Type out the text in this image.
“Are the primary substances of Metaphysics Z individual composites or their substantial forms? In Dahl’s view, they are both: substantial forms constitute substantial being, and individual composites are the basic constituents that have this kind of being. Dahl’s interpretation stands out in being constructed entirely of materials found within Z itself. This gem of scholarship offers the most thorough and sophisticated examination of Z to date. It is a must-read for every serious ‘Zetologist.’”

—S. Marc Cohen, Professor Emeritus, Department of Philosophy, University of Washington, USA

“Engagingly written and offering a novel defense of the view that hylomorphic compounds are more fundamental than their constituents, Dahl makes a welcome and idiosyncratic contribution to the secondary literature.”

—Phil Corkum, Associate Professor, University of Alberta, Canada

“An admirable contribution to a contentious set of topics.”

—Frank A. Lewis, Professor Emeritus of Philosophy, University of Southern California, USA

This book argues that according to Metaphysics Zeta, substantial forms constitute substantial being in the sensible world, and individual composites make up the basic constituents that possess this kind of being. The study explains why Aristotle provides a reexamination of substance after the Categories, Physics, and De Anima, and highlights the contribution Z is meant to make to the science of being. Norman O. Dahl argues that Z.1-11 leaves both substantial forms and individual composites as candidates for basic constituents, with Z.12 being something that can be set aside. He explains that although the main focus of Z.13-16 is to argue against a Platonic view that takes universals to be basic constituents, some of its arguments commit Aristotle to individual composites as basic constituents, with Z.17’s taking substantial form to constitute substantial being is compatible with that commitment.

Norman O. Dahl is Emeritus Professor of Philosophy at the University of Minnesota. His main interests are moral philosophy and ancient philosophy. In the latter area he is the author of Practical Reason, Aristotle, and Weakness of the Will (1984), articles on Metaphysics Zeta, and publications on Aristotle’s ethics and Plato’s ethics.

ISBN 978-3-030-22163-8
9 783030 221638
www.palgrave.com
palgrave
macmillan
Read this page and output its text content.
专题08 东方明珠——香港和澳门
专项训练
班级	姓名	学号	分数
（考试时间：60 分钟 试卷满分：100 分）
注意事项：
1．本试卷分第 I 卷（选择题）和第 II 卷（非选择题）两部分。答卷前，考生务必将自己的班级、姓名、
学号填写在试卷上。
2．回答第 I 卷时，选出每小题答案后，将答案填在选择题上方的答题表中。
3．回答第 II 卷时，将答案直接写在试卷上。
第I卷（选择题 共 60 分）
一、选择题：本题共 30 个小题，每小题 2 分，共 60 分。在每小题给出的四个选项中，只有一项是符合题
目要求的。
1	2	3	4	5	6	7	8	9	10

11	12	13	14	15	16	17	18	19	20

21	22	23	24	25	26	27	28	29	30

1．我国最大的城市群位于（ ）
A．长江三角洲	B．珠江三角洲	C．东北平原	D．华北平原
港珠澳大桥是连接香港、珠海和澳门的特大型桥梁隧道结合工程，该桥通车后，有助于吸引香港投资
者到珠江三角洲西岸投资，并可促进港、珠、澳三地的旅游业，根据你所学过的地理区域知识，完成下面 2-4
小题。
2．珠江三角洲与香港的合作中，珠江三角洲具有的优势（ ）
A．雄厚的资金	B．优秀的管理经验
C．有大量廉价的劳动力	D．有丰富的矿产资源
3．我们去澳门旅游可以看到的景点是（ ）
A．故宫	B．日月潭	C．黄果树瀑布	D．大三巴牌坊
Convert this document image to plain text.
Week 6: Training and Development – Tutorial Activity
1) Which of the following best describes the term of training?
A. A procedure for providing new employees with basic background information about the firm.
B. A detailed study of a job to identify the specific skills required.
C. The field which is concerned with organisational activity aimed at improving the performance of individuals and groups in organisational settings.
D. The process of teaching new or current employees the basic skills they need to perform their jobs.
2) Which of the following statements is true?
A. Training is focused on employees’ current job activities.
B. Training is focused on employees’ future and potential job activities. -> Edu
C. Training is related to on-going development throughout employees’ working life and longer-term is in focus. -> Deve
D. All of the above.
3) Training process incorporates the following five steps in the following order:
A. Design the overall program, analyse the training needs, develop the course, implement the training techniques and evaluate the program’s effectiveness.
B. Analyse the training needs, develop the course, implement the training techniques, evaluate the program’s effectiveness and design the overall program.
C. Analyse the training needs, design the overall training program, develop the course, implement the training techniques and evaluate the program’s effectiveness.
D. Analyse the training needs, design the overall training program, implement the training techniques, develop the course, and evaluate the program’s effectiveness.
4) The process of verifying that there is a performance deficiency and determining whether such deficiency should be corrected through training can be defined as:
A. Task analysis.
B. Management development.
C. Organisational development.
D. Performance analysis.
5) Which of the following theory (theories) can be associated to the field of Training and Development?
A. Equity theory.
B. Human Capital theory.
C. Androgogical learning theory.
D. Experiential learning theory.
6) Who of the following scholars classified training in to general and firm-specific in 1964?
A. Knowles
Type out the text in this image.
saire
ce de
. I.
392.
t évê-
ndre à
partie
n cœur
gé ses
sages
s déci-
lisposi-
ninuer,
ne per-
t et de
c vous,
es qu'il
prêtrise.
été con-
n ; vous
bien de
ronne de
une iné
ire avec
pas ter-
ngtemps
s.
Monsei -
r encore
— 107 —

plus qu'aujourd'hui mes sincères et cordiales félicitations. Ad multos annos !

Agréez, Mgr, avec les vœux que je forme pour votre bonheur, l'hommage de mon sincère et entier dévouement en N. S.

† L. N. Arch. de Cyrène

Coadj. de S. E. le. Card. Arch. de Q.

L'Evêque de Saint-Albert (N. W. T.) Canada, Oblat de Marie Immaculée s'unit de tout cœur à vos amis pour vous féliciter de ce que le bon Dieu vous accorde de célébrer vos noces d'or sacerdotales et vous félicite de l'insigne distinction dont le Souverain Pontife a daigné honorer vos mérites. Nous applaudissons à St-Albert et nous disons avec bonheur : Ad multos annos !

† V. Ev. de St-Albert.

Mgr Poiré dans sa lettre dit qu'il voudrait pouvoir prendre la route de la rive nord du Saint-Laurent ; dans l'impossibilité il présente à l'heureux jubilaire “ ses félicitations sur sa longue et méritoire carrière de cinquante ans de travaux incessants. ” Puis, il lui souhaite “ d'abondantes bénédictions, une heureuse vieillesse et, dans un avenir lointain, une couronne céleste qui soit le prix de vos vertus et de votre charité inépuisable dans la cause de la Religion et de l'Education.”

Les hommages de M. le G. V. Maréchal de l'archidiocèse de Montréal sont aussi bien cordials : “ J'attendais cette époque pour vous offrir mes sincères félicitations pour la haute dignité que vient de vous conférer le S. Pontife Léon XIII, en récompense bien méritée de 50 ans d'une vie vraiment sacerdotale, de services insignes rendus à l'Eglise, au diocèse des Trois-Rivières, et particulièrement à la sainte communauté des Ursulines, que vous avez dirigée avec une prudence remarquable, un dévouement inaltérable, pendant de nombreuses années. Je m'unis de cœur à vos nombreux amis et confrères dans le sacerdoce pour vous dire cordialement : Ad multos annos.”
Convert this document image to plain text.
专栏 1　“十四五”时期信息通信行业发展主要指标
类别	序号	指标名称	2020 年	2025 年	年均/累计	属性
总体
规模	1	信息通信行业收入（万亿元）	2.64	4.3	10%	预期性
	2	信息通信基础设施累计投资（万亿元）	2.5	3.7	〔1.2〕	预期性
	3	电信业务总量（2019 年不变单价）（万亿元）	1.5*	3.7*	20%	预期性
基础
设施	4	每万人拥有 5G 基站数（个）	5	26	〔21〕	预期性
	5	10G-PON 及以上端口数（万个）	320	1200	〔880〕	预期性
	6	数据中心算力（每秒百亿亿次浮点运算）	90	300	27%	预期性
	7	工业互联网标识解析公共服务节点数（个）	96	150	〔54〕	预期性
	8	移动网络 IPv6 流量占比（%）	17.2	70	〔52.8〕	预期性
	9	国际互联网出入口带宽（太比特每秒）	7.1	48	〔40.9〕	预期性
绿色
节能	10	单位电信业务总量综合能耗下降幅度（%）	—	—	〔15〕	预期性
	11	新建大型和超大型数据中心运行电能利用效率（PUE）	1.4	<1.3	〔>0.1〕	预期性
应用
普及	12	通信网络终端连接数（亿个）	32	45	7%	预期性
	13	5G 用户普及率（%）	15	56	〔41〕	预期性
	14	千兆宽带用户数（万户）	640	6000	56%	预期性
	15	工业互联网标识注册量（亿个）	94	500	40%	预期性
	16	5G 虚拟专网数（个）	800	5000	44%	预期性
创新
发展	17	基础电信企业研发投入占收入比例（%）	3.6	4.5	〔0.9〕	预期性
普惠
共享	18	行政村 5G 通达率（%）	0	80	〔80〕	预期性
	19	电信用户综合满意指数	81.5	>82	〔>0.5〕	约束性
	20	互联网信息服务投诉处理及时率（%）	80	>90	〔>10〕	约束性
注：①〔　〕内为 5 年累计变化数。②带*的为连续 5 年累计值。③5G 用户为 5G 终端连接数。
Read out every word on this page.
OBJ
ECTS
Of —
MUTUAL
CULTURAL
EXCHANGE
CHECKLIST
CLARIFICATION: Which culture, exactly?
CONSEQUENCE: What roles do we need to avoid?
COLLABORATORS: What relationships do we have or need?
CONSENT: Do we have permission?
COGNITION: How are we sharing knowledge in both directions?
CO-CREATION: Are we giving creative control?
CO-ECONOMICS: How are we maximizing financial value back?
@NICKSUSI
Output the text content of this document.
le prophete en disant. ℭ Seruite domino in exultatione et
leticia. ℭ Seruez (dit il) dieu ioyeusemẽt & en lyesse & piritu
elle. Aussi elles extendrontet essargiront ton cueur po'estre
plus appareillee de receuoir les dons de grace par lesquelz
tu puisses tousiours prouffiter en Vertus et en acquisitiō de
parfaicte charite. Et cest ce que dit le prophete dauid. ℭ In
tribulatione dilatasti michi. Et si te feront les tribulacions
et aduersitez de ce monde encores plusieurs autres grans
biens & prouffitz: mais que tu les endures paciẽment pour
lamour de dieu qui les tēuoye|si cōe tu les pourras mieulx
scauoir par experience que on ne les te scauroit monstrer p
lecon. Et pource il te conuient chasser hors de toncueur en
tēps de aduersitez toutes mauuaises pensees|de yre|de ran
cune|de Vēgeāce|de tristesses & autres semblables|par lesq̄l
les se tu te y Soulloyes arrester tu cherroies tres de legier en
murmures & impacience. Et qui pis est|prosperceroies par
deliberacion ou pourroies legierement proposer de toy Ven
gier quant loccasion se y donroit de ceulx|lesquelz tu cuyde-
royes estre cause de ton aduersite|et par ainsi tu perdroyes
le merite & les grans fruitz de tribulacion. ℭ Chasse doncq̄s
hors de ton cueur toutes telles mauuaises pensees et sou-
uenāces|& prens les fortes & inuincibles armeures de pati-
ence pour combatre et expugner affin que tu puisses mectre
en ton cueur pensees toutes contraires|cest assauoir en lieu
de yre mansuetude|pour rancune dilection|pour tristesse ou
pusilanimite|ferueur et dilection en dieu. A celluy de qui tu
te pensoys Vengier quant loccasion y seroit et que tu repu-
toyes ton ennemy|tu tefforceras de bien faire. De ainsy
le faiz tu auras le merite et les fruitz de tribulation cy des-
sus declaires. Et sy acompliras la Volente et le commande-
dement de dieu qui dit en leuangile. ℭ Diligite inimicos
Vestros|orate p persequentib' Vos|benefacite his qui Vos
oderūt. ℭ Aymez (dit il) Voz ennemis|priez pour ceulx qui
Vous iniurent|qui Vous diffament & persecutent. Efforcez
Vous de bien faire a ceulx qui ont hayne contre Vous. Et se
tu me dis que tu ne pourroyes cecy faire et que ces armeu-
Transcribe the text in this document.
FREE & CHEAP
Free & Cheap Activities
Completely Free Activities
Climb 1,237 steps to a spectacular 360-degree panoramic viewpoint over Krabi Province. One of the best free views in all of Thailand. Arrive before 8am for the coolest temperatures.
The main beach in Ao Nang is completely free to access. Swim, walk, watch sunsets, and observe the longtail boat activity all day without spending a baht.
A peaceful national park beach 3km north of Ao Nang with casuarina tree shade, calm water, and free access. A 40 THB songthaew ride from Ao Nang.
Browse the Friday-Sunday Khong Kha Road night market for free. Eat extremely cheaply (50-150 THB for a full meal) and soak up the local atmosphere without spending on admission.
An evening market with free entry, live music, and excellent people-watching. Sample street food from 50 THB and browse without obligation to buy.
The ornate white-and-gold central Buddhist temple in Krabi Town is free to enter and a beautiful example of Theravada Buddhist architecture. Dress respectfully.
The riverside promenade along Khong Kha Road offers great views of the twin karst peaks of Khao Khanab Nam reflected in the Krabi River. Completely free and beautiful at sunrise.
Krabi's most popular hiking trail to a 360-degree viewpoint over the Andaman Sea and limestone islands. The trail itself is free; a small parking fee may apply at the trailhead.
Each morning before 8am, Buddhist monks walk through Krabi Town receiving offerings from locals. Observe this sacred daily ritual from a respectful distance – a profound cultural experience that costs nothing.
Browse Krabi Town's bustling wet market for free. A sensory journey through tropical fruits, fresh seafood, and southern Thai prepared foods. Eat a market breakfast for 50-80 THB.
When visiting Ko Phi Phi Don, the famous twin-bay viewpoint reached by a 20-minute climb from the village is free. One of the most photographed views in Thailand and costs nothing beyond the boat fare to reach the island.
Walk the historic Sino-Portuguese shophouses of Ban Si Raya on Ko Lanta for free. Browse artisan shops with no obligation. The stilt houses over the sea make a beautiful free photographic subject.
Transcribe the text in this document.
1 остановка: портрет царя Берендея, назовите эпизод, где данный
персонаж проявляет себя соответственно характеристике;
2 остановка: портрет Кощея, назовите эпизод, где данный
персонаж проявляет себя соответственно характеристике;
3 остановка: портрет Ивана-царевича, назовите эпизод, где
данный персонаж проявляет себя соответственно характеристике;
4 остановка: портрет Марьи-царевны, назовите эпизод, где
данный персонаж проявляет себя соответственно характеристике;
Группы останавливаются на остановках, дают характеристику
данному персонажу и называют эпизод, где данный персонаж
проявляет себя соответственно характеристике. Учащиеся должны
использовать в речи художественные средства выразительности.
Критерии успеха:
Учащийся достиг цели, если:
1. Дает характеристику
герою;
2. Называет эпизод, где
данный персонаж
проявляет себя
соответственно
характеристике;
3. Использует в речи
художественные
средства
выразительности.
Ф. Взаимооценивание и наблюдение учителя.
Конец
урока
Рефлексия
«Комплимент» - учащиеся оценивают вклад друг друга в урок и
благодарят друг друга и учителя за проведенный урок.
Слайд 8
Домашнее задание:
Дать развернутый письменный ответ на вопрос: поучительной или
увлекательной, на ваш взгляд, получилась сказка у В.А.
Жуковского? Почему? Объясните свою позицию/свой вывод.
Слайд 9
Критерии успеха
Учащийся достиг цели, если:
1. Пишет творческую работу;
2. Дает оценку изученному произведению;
++++++++++
Do this =
Using the records above, copy every line that has the word "following" in it.

Response below =
1) Which of the following best describes the term of training?
2) Which of the following statements is true?
3) Training process incorporates the following five steps in the following order:
5) Which of the following theory (theories) can be associated to the field of Training and Development?
6) Who of the following scholars classified training in to general and firm-specific in 1964?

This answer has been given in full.